**COSA FARE**
Secondo il testo sul motu proprio di Benedetto XVI, in quale giorno il Papa ha pubblicato la Lettera Apostolica "Summorum Pontificum"?
------ BLOCCO DI TESTO
Un’analisi del recente “motu proprio” di papa Benedetto XVI sulla liturgia. L’ha scritta il vescovo emerito di Gubbio – monsignor Pietro
Bottaccioli – che al tempo del Concilio Vaticano II era assistente personale di uno dei “padri consiliari”, monsignor Beniamino Ubaldi. Una riflessione, quella sull’ultima Lettera apostolica del Santo Padre, che monsignor Bottaccioli pubblica sull’ultimo numero de “La Voce” (da oggi in distribuzione), il settimanale delle diocesi umbre per il quale l’allora don Pietro scrisse fitte corrispondenze da Roma, proprio sui temi del Concilio.
Ecco l’intervento integrale di monsignor Bottaccioli pubblicato stamattina sulle pagine de “La Voce”:
"Sabato 7 luglio, Papa Benedetto XVI ha pubblicato una sua Lettera Apostolica, dal titolo “Summorum Pontificum” caratterizzata, nel linguaggio curiale, come “motu proprio”, che sottolinea la sua personale autorità nella redazione.
L’argomento riguarda l’uso della liturgia romana anteriore alla Riforma voluta dal Concilio Vaticano II e attuata nel 1970 col Messale pubblicato da Papa Paolo VI. L’ultima stesura del Messale romano anteriore al Concilio, che si rifà al Messale di Papa Pio V, legato alla Riforma Tridentina, è stata pubblicata con l’autorità di Papa Giovanni XXIII nel 1962 e mai abrogata.
“Papa Benedetto ha accompagnato il “Motu proprio” con una sua Lettera ai Vescovi, in cui ne spiega il senso, risponde alle obiezioni e preoccupazioni sorte al riguardo, anche prima di conoscerlo, e, in dodici articoli ne fissa le norme, che entreranno in vigore il 14
settembre nella festa della Esaltazione della santa Croce.
------------
------ ELENCO GREZZO
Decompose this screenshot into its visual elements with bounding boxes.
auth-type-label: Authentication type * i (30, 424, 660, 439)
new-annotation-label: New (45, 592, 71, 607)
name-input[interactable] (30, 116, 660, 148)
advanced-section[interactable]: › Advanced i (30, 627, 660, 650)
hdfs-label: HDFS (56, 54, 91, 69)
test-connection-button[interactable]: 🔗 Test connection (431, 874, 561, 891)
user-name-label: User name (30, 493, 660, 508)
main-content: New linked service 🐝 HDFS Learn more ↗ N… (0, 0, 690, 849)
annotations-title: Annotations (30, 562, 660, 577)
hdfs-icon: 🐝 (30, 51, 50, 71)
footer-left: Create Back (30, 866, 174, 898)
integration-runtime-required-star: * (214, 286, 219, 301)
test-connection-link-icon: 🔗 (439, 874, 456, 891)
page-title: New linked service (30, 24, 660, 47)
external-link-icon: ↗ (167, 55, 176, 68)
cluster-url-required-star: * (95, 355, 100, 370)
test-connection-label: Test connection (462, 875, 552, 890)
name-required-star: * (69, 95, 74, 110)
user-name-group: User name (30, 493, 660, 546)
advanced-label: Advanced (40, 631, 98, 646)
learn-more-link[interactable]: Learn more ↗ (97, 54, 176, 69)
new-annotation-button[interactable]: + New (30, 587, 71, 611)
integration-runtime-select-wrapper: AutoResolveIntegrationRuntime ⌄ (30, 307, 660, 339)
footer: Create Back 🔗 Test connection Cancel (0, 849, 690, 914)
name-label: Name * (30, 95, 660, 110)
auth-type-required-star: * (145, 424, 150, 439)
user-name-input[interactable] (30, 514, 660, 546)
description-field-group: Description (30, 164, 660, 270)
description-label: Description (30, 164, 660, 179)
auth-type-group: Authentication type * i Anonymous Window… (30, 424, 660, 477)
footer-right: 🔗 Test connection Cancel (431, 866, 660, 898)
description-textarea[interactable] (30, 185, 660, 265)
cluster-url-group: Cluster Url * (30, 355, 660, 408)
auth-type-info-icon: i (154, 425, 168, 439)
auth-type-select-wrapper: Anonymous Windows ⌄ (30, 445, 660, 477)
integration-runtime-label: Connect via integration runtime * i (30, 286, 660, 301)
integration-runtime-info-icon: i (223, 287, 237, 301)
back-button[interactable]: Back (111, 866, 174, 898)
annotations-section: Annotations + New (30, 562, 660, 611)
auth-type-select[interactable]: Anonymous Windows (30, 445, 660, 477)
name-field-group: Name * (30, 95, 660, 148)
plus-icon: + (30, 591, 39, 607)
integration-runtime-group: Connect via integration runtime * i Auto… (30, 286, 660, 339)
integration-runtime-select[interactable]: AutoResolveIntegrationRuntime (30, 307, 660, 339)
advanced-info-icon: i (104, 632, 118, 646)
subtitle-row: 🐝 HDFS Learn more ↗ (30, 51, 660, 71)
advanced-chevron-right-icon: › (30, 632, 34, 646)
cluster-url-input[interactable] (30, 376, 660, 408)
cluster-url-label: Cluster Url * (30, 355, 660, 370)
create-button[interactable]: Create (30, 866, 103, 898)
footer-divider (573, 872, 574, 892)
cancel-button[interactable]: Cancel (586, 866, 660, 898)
------------
**SOLUZIONE COMPLETA**
Il Papa l'ha pubblicata sabato 7 luglio.